Figure record listings
╭──

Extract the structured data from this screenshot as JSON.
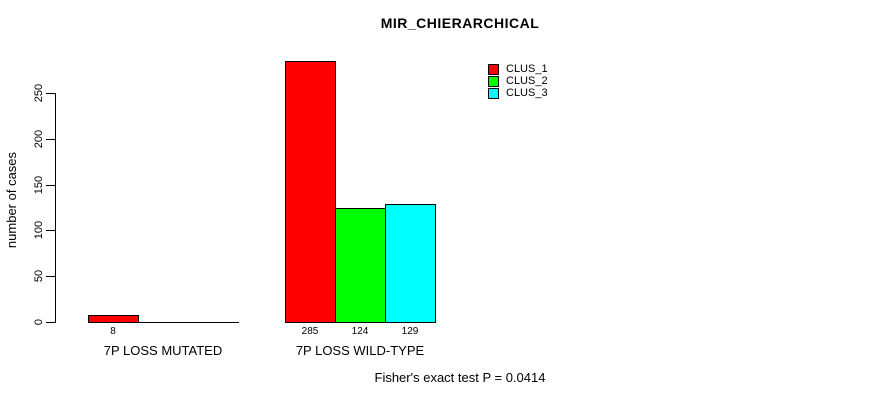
{
  "chart_data": {
    "type": "bar",
    "title": "MIR_CHIERARCHICAL",
    "ylabel": "number of cases",
    "xlabel": "",
    "ylim": [
      0,
      250
    ],
    "yticks": [
      0,
      50,
      100,
      150,
      200,
      250
    ],
    "grid": false,
    "legend_position": "top-right",
    "categories": [
      "7P LOSS MUTATED",
      "7P LOSS WILD-TYPE"
    ],
    "series": [
      {
        "name": "CLUS_1",
        "color": "#FF0000",
        "values": [
          8,
          285
        ]
      },
      {
        "name": "CLUS_2",
        "color": "#00FF00",
        "values": [
          0,
          124
        ]
      },
      {
        "name": "CLUS_3",
        "color": "#00FFFF",
        "values": [
          0,
          129
        ]
      }
    ],
    "shown_value_labels": [
      "8",
      "285",
      "124",
      "129"
    ],
    "annotation": "Fisher's exact test P = 0.0414"
  },
  "colors": {
    "background": "#FFFFFF",
    "axis": "#000000",
    "bar_border": "#000000",
    "text": "#000000"
  }
}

╰──

### STATED PROBLEM
Copy the listing word for word, excluding its pictures.

### CORRECT RESPONSE
Extract the structured data from this screenshot as JSON.
{
  "chart_data": {
    "type": "bar",
    "title": "MIR_CHIERARCHICAL",
    "ylabel": "number of cases",
    "xlabel": "",
    "ylim": [
      0,
      250
    ],
    "yticks": [
      0,
      50,
      100,
      150,
      200,
      250
    ],
    "grid": false,
    "legend_position": "top-right",
    "categories": [
      "7P LOSS MUTATED",
      "7P LOSS WILD-TYPE"
    ],
    "series": [
      {
        "name": "CLUS_1",
        "color": "#FF0000",
        "values": [
          8,
          285
        ]
      },
      {
        "name": "CLUS_2",
        "color": "#00FF00",
        "values": [
          0,
          124
        ]
      },
      {
        "name": "CLUS_3",
        "color": "#00FFFF",
        "values": [
          0,
          129
        ]
      }
    ],
    "shown_value_labels": [
      "8",
      "285",
      "124",
      "129"
    ],
    "annotation": "Fisher's exact test P = 0.0414"
  },
  "colors": {
    "background": "#FFFFFF",
    "axis": "#000000",
    "bar_border": "#000000",
    "text": "#000000"
  }
}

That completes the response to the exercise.